SUPPLIED RECORDS =>
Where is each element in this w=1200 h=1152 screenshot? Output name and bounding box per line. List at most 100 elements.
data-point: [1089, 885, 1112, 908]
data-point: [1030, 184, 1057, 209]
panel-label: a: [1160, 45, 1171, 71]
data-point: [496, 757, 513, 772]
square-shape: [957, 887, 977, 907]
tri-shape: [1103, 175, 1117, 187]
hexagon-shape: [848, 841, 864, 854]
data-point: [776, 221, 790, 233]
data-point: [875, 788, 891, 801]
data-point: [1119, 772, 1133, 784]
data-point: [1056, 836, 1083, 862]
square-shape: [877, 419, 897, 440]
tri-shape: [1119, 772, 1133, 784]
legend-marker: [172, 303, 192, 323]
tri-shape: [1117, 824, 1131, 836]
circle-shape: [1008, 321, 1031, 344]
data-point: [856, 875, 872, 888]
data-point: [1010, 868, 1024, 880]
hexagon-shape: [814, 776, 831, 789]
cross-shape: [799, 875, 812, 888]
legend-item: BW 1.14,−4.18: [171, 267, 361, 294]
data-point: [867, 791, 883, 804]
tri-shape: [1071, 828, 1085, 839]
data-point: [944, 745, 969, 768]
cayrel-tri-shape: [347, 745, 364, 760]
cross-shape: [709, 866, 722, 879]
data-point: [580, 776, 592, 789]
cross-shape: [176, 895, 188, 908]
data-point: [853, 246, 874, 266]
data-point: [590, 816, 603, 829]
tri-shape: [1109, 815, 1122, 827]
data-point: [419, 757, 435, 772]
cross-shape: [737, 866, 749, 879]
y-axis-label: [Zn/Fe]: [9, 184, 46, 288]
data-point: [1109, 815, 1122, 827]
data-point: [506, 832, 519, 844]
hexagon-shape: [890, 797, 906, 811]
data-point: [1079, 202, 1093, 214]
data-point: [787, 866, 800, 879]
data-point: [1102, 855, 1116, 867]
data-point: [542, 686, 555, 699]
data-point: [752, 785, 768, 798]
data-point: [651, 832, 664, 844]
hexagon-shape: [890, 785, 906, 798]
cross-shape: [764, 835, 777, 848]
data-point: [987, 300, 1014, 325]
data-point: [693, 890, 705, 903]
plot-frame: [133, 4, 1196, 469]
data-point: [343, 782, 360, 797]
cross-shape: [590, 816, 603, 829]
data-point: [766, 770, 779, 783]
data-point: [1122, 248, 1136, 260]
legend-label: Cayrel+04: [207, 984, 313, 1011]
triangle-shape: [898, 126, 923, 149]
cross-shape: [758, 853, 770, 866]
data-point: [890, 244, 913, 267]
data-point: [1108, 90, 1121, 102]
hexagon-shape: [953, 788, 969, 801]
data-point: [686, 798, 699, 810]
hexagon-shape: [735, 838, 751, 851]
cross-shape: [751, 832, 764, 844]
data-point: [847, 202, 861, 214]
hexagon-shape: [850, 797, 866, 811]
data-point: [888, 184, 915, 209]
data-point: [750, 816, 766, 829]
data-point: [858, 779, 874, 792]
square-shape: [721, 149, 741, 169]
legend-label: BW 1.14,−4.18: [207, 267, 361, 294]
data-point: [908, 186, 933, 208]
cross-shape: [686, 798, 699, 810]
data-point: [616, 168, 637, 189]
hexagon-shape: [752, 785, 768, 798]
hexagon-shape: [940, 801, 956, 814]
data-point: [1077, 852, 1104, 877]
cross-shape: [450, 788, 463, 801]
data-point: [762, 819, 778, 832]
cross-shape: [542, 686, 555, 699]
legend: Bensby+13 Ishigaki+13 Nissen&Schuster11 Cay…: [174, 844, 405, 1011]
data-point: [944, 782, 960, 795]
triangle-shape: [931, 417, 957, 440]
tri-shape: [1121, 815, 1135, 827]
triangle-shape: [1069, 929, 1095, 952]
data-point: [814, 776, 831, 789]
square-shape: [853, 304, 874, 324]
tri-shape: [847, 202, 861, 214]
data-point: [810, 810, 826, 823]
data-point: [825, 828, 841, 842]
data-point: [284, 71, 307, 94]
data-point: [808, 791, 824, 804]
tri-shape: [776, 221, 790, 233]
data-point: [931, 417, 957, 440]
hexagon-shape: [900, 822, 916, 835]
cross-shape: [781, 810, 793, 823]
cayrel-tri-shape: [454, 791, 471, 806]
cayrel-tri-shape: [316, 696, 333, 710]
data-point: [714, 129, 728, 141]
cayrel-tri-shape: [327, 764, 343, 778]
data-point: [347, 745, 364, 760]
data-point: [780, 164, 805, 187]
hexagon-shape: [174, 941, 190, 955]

DO THIS =>
Copy out every line of the items above, character for character.

IN RESPONSE =>
Where is each element in this w=1200 h=1152 screenshot? Output name and bounding box per line. List at most 100 elements.
data-point: [1089, 885, 1112, 908]
data-point: [1030, 184, 1057, 209]
panel-label: a: [1160, 45, 1171, 71]
data-point: [496, 757, 513, 772]
square-shape: [957, 887, 977, 907]
tri-shape: [1103, 175, 1117, 187]
hexagon-shape: [848, 841, 864, 854]
data-point: [776, 221, 790, 233]
data-point: [875, 788, 891, 801]
data-point: [1119, 772, 1133, 784]
data-point: [1056, 836, 1083, 862]
square-shape: [877, 419, 897, 440]
tri-shape: [1119, 772, 1133, 784]
legend-marker: [172, 303, 192, 323]
tri-shape: [1117, 824, 1131, 836]
circle-shape: [1008, 321, 1031, 344]
data-point: [856, 875, 872, 888]
data-point: [1010, 868, 1024, 880]
hexagon-shape: [814, 776, 831, 789]
cross-shape: [799, 875, 812, 888]
legend-item: BW 1.14,−4.18: [171, 267, 361, 294]
data-point: [867, 791, 883, 804]
tri-shape: [1071, 828, 1085, 839]
data-point: [944, 745, 969, 768]
cayrel-tri-shape: [347, 745, 364, 760]
cross-shape: [709, 866, 722, 879]
data-point: [580, 776, 592, 789]
cross-shape: [176, 895, 188, 908]
data-point: [853, 246, 874, 266]
data-point: [590, 816, 603, 829]
tri-shape: [1109, 815, 1122, 827]
data-point: [419, 757, 435, 772]
cross-shape: [737, 866, 749, 879]
y-axis-label: [Zn/Fe]: [9, 184, 46, 288]
data-point: [1109, 815, 1122, 827]
data-point: [506, 832, 519, 844]
hexagon-shape: [890, 797, 906, 811]
data-point: [1079, 202, 1093, 214]
data-point: [787, 866, 800, 879]
data-point: [1102, 855, 1116, 867]
data-point: [542, 686, 555, 699]
data-point: [752, 785, 768, 798]
data-point: [651, 832, 664, 844]
hexagon-shape: [890, 785, 906, 798]
cross-shape: [764, 835, 777, 848]
data-point: [987, 300, 1014, 325]
data-point: [693, 890, 705, 903]
plot-frame: [133, 4, 1196, 469]
data-point: [343, 782, 360, 797]
cross-shape: [590, 816, 603, 829]
data-point: [766, 770, 779, 783]
data-point: [1122, 248, 1136, 260]
legend-label: Cayrel+04: [207, 984, 313, 1011]
triangle-shape: [898, 126, 923, 149]
cross-shape: [758, 853, 770, 866]
data-point: [890, 244, 913, 267]
data-point: [1108, 90, 1121, 102]
hexagon-shape: [953, 788, 969, 801]
data-point: [686, 798, 699, 810]
hexagon-shape: [735, 838, 751, 851]
cross-shape: [751, 832, 764, 844]
data-point: [847, 202, 861, 214]
hexagon-shape: [850, 797, 866, 811]
data-point: [888, 184, 915, 209]
data-point: [750, 816, 766, 829]
data-point: [858, 779, 874, 792]
square-shape: [721, 149, 741, 169]
legend-label: BW 1.14,−4.18: [207, 267, 361, 294]
data-point: [908, 186, 933, 208]
cross-shape: [686, 798, 699, 810]
data-point: [616, 168, 637, 189]
hexagon-shape: [752, 785, 768, 798]
hexagon-shape: [940, 801, 956, 814]
data-point: [1077, 852, 1104, 877]
cross-shape: [450, 788, 463, 801]
data-point: [762, 819, 778, 832]
cross-shape: [542, 686, 555, 699]
legend: Bensby+13 Ishigaki+13 Nissen&Schuster11 Cay…: [174, 844, 405, 1011]
data-point: [944, 782, 960, 795]
triangle-shape: [931, 417, 957, 440]
tri-shape: [1121, 815, 1135, 827]
triangle-shape: [1069, 929, 1095, 952]
data-point: [814, 776, 831, 789]
square-shape: [853, 304, 874, 324]
tri-shape: [847, 202, 861, 214]
data-point: [810, 810, 826, 823]
data-point: [825, 828, 841, 842]
data-point: [284, 71, 307, 94]
data-point: [808, 791, 824, 804]
tri-shape: [776, 221, 790, 233]
data-point: [931, 417, 957, 440]
hexagon-shape: [900, 822, 916, 835]
cross-shape: [781, 810, 793, 823]
cayrel-tri-shape: [454, 791, 471, 806]
cayrel-tri-shape: [316, 696, 333, 710]
data-point: [714, 129, 728, 141]
cayrel-tri-shape: [327, 764, 343, 778]
data-point: [347, 745, 364, 760]
data-point: [780, 164, 805, 187]
hexagon-shape: [174, 941, 190, 955]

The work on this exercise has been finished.